- TASK REQUIREMENTS -
Quote the full listing word for word.

- GIVEN DATA -
* Start *
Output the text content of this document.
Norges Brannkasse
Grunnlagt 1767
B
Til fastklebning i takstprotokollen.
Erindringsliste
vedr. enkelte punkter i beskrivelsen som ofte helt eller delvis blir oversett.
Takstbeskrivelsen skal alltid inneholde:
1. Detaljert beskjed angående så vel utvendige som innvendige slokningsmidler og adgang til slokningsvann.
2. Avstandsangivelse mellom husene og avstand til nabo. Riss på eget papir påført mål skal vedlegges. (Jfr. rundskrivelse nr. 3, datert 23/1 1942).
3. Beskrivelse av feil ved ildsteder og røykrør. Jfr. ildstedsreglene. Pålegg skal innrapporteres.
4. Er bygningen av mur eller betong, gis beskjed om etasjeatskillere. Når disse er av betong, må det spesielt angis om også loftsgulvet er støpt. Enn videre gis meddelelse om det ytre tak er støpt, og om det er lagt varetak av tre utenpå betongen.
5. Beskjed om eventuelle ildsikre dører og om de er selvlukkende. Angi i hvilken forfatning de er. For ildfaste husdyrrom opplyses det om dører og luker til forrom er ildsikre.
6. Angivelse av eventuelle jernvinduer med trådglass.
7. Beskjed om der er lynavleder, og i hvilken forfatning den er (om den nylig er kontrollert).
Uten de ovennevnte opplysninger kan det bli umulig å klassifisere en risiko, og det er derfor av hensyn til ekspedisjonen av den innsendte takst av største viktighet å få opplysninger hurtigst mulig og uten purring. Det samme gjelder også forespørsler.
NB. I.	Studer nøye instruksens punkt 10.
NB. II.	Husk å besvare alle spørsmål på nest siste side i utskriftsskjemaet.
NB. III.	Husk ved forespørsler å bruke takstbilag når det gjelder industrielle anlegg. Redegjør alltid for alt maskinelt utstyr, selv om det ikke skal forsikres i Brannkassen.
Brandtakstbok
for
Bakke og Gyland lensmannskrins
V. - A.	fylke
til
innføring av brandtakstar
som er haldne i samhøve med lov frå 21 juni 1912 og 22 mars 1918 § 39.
* End *
- EXERCISE RESPONSE -
Output the text content of this document.
Norges Brannkasse
Grunnlagt 1767
B
Til fastklebning i takstprotokollen.
Erindringsliste
vedr. enkelte punkter i beskrivelsen som ofte helt eller delvis blir oversett.
Takstbeskrivelsen skal alltid inneholde:
1. Detaljert beskjed angående så vel utvendige som innvendige slokningsmidler og adgang til slokningsvann.
2. Avstandsangivelse mellom husene og avstand til nabo. Riss på eget papir påført mål skal vedlegges. (Jfr. rundskrivelse nr. 3, datert 23/1 1942).
3. Beskrivelse av feil ved ildsteder og røykrør. Jfr. ildstedsreglene. Pålegg skal innrapporteres.
4. Er bygningen av mur eller betong, gis beskjed om etasjeatskillere. Når disse er av betong, må det spesielt angis om også loftsgulvet er støpt. Enn videre gis meddelelse om det ytre tak er støpt, og om det er lagt varetak av tre utenpå betongen.
5. Beskjed om eventuelle ildsikre dører og om de er selvlukkende. Angi i hvilken forfatning de er. For ildfaste husdyrrom opplyses det om dører og luker til forrom er ildsikre.
6. Angivelse av eventuelle jernvinduer med trådglass.
7. Beskjed om der er lynavleder, og i hvilken forfatning den er (om den nylig er kontrollert).
Uten de ovennevnte opplysninger kan det bli umulig å klassifisere en risiko, og det er derfor av hensyn til ekspedisjonen av den innsendte takst av største viktighet å få opplysninger hurtigst mulig og uten purring. Det samme gjelder også forespørsler.
NB. I.	Studer nøye instruksens punkt 10.
NB. II.	Husk å besvare alle spørsmål på nest siste side i utskriftsskjemaet.
NB. III.	Husk ved forespørsler å bruke takstbilag når det gjelder industrielle anlegg. Redegjør alltid for alt maskinelt utstyr, selv om det ikke skal forsikres i Brannkassen.
Brandtakstbok
for
Bakke og Gyland lensmannskrins
V. - A.	fylke
til
innføring av brandtakstar
som er haldne i samhøve med lov frå 21 juni 1912 og 22 mars 1918 § 39.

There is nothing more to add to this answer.